━━━━━ Material for this task
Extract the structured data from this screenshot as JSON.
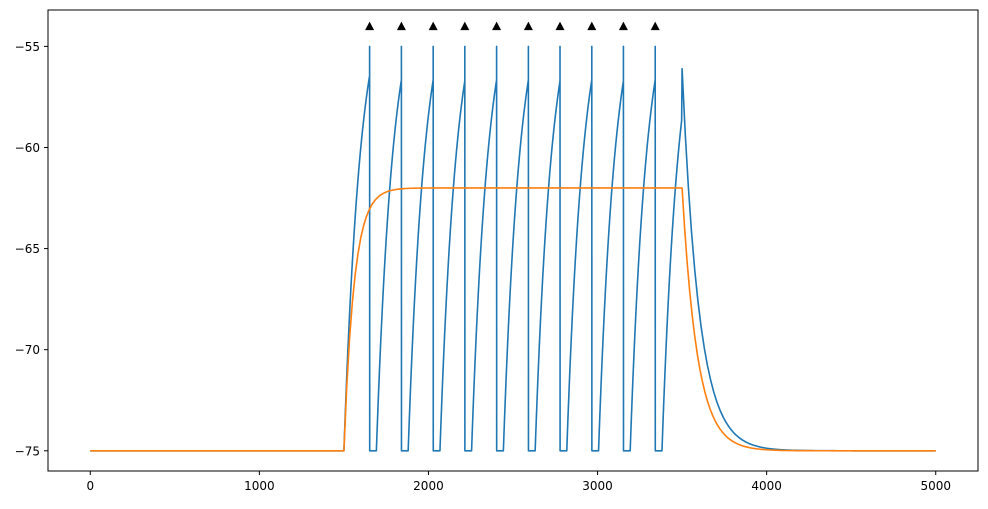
{
  "chart_data": {
    "type": "line",
    "title": "",
    "xlabel": "",
    "ylabel": "",
    "xlim": [
      -250,
      5250
    ],
    "ylim": [
      -76,
      -53.2
    ],
    "xticks": [
      0,
      1000,
      2000,
      3000,
      4000,
      5000
    ],
    "xtick_labels": [
      "0",
      "1000",
      "2000",
      "3000",
      "4000",
      "5000"
    ],
    "yticks": [
      -75,
      -70,
      -65,
      -60,
      -55
    ],
    "ytick_labels": [
      "−75",
      "−70",
      "−65",
      "−60",
      "−55"
    ],
    "grid": false,
    "legend": "none",
    "stimulus": {
      "on": 1500,
      "off": 3500
    },
    "resting_potential": -75,
    "series": [
      {
        "color": "#1f77b4",
        "description": "membrane potential with spike-and-reset",
        "threshold": -55,
        "reset": -75,
        "refractory_ms": 40,
        "tau_ms": 100,
        "input_level": -51.25,
        "post_stim_peak": -56.1,
        "spike_times": [
          1652,
          1840,
          2028,
          2215,
          2403,
          2591,
          2778,
          2966,
          3153,
          3341
        ]
      },
      {
        "color": "#ff7f0e",
        "description": "subthreshold (passive) membrane potential",
        "tau_ms": 60,
        "plateau": -62,
        "decay_tau_ms": 90
      }
    ],
    "markers": {
      "shape": "triangle-up",
      "color": "#000000",
      "y": -54,
      "x": [
        1652,
        1840,
        2028,
        2215,
        2403,
        2591,
        2778,
        2966,
        3153,
        3341
      ]
    }
  }
}
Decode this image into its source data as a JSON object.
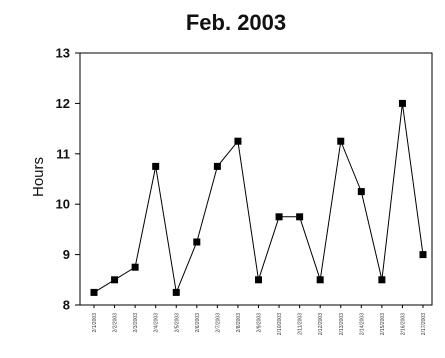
{
  "chart_data": {
    "type": "line",
    "title": "Feb. 2003",
    "xlabel": "",
    "ylabel": "Hours",
    "ylim": [
      8,
      13
    ],
    "yticks": [
      8,
      9,
      10,
      11,
      12,
      13
    ],
    "grid": false,
    "categories": [
      "2/1/2003",
      "2/2/2003",
      "2/3/2003",
      "2/4/2003",
      "2/5/2003",
      "2/6/2003",
      "2/7/2003",
      "2/8/2003",
      "2/9/2003",
      "2/10/2003",
      "2/11/2003",
      "2/12/2003",
      "2/13/2003",
      "2/14/2003",
      "2/15/2003",
      "2/16/2003",
      "2/17/2003"
    ],
    "series": [
      {
        "values": [
          8.25,
          8.5,
          8.75,
          10.75,
          8.25,
          9.25,
          10.75,
          11.25,
          8.5,
          9.75,
          9.75,
          8.5,
          11.25,
          10.25,
          8.5,
          12.0,
          9.0
        ]
      }
    ],
    "colors": {
      "line": "#000000",
      "marker": "#000000",
      "axis": "#000000"
    }
  }
}
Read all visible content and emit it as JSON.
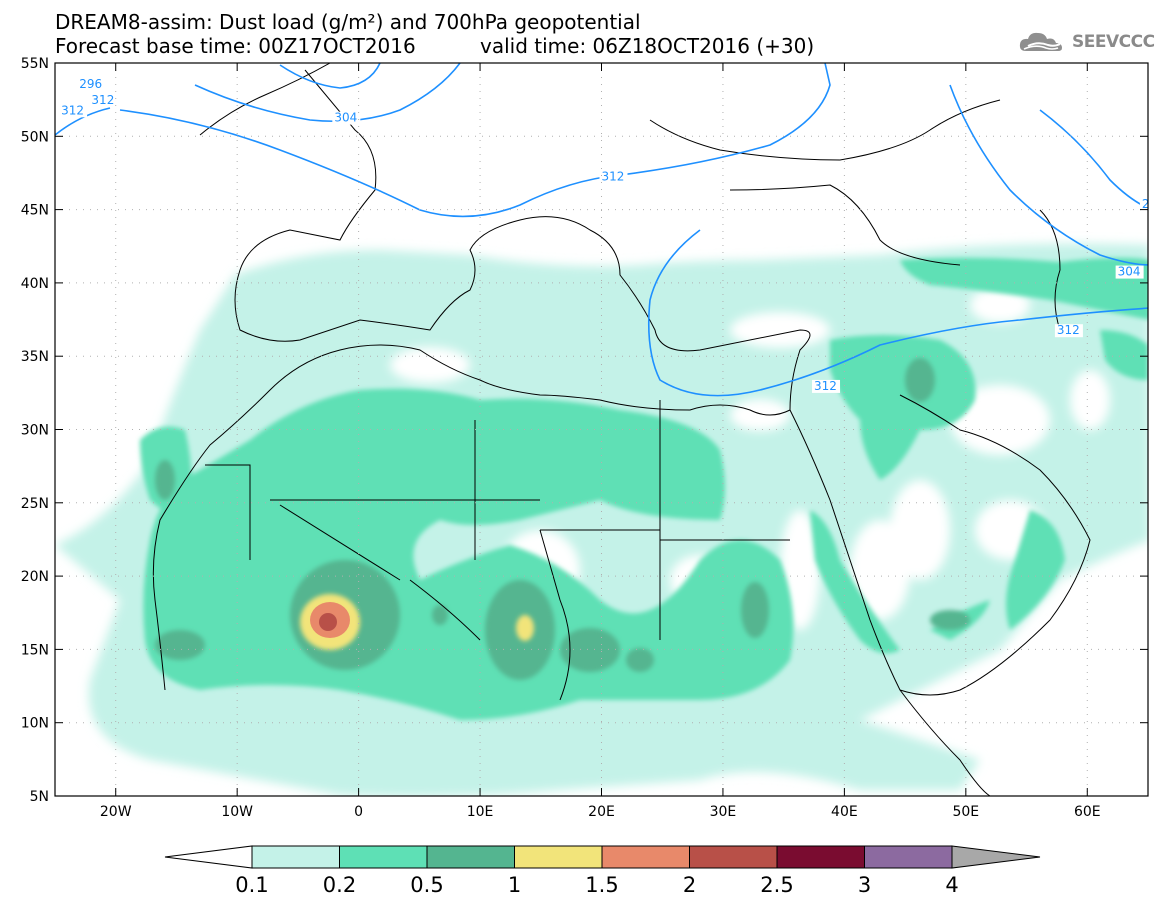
{
  "header": {
    "title_line1": "DREAM8-assim: Dust load (g/m²) and 700hPa geopotential",
    "title_line2": "Forecast base time: 00Z17OCT2016",
    "valid_time": "valid time: 06Z18OCT2016 (+30)",
    "logo_text": "SEEVCCC",
    "logo_icon": "cloud-logo-icon"
  },
  "map": {
    "lon_labels": [
      "20W",
      "10W",
      "0",
      "10E",
      "20E",
      "30E",
      "40E",
      "50E",
      "60E"
    ],
    "lat_labels": [
      "55N",
      "50N",
      "45N",
      "40N",
      "35N",
      "30N",
      "25N",
      "20N",
      "15N",
      "10N",
      "5N"
    ],
    "lon_range": [
      -25,
      65
    ],
    "lat_range": [
      5,
      55
    ],
    "contour_labels": [
      {
        "text": "296",
        "lon": -23,
        "lat": 53.3
      },
      {
        "text": "312",
        "lon": -24.5,
        "lat": 51.5
      },
      {
        "text": "312",
        "lon": -22,
        "lat": 52.2
      },
      {
        "text": "304",
        "lon": -2,
        "lat": 51
      },
      {
        "text": "312",
        "lon": 20,
        "lat": 47
      },
      {
        "text": "312",
        "lon": 37.5,
        "lat": 32.7
      },
      {
        "text": "304",
        "lon": 62.5,
        "lat": 40.5
      },
      {
        "text": "312",
        "lon": 57.5,
        "lat": 36.5
      },
      {
        "text": "2",
        "lon": 64.5,
        "lat": 45.1
      }
    ],
    "colors": {
      "contour": "#1e90ff",
      "coast": "#000000"
    }
  },
  "colorbar": {
    "labels": [
      "0.1",
      "0.2",
      "0.5",
      "1",
      "1.5",
      "2",
      "2.5",
      "3",
      "4"
    ],
    "colors": [
      "#c4f2e8",
      "#5ee0b5",
      "#54b590",
      "#f2e47a",
      "#e8896a",
      "#b85048",
      "#7a0c30",
      "#8c6aa0",
      "#a8a8a8"
    ],
    "under_color": "#ffffff"
  }
}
━━━━━━━━━━
> **Stated task**
Return the listing above unchanged, apart from dropping its pictures.

> **Written answer**
Extract the structured data from this screenshot as JSON.
{
  "chart_data": {
    "type": "line",
    "title": "",
    "xlabel": "",
    "ylabel": "",
    "xlim": [
      -250,
      5250
    ],
    "ylim": [
      -76,
      -53.2
    ],
    "xticks": [
      0,
      1000,
      2000,
      3000,
      4000,
      5000
    ],
    "xtick_labels": [
      "0",
      "1000",
      "2000",
      "3000",
      "4000",
      "5000"
    ],
    "yticks": [
      -75,
      -70,
      -65,
      -60,
      -55
    ],
    "ytick_labels": [
      "−75",
      "−70",
      "−65",
      "−60",
      "−55"
    ],
    "grid": false,
    "legend": "none",
    "stimulus": {
      "on": 1500,
      "off": 3500
    },
    "resting_potential": -75,
    "series": [
      {
        "color": "#1f77b4",
        "description": "membrane potential with spike-and-reset",
        "threshold": -55,
        "reset": -75,
        "refractory_ms": 40,
        "tau_ms": 100,
        "input_level": -51.25,
        "post_stim_peak": -56.1,
        "spike_times": [
          1652,
          1840,
          2028,
          2215,
          2403,
          2591,
          2778,
          2966,
          3153,
          3341
        ]
      },
      {
        "color": "#ff7f0e",
        "description": "subthreshold (passive) membrane potential",
        "tau_ms": 60,
        "plateau": -62,
        "decay_tau_ms": 90
      }
    ],
    "markers": {
      "shape": "triangle-up",
      "color": "#000000",
      "y": -54,
      "x": [
        1652,
        1840,
        2028,
        2215,
        2403,
        2591,
        2778,
        2966,
        3153,
        3341
      ]
    }
  }
}
Decode this image into its source data as a JSON object.
{
  "chart_data": {
    "type": "line",
    "title": "Feb. 2003",
    "xlabel": "",
    "ylabel": "Hours",
    "ylim": [
      8,
      13
    ],
    "yticks": [
      8,
      9,
      10,
      11,
      12,
      13
    ],
    "grid": false,
    "categories": [
      "2/1/2003",
      "2/2/2003",
      "2/3/2003",
      "2/4/2003",
      "2/5/2003",
      "2/6/2003",
      "2/7/2003",
      "2/8/2003",
      "2/9/2003",
      "2/10/2003",
      "2/11/2003",
      "2/12/2003",
      "2/13/2003",
      "2/14/2003",
      "2/15/2003",
      "2/16/2003",
      "2/17/2003"
    ],
    "series": [
      {
        "values": [
          8.25,
          8.5,
          8.75,
          10.75,
          8.25,
          9.25,
          10.75,
          11.25,
          8.5,
          9.75,
          9.75,
          8.5,
          11.25,
          10.25,
          8.5,
          12.0,
          9.0
        ]
      }
    ],
    "colors": {
      "line": "#000000",
      "marker": "#000000",
      "axis": "#000000"
    }
  }
}
Read all visible content and emit it as JSON.
{
  "header": {
    "title_line1": "DREAM8-assim: Dust load (g/m²) and 700hPa geopotential",
    "title_line2": "Forecast base time: 00Z17OCT2016",
    "valid_time": "valid time: 06Z18OCT2016 (+30)",
    "logo_text": "SEEVCCC",
    "logo_icon": "cloud-logo-icon"
  },
  "map": {
    "lon_labels": [
      "20W",
      "10W",
      "0",
      "10E",
      "20E",
      "30E",
      "40E",
      "50E",
      "60E"
    ],
    "lat_labels": [
      "55N",
      "50N",
      "45N",
      "40N",
      "35N",
      "30N",
      "25N",
      "20N",
      "15N",
      "10N",
      "5N"
    ],
    "lon_range": [
      -25,
      65
    ],
    "lat_range": [
      5,
      55
    ],
    "contour_labels": [
      {
        "text": "296",
        "lon": -23,
        "lat": 53.3
      },
      {
        "text": "312",
        "lon": -24.5,
        "lat": 51.5
      },
      {
        "text": "312",
        "lon": -22,
        "lat": 52.2
      },
      {
        "text": "304",
        "lon": -2,
        "lat": 51
      },
      {
        "text": "312",
        "lon": 20,
        "lat": 47
      },
      {
        "text": "312",
        "lon": 37.5,
        "lat": 32.7
      },
      {
        "text": "304",
        "lon": 62.5,
        "lat": 40.5
      },
      {
        "text": "312",
        "lon": 57.5,
        "lat": 36.5
      },
      {
        "text": "2",
        "lon": 64.5,
        "lat": 45.1
      }
    ],
    "colors": {
      "contour": "#1e90ff",
      "coast": "#000000"
    }
  },
  "colorbar": {
    "labels": [
      "0.1",
      "0.2",
      "0.5",
      "1",
      "1.5",
      "2",
      "2.5",
      "3",
      "4"
    ],
    "colors": [
      "#c4f2e8",
      "#5ee0b5",
      "#54b590",
      "#f2e47a",
      "#e8896a",
      "#b85048",
      "#7a0c30",
      "#8c6aa0",
      "#a8a8a8"
    ],
    "under_color": "#ffffff"
  }
}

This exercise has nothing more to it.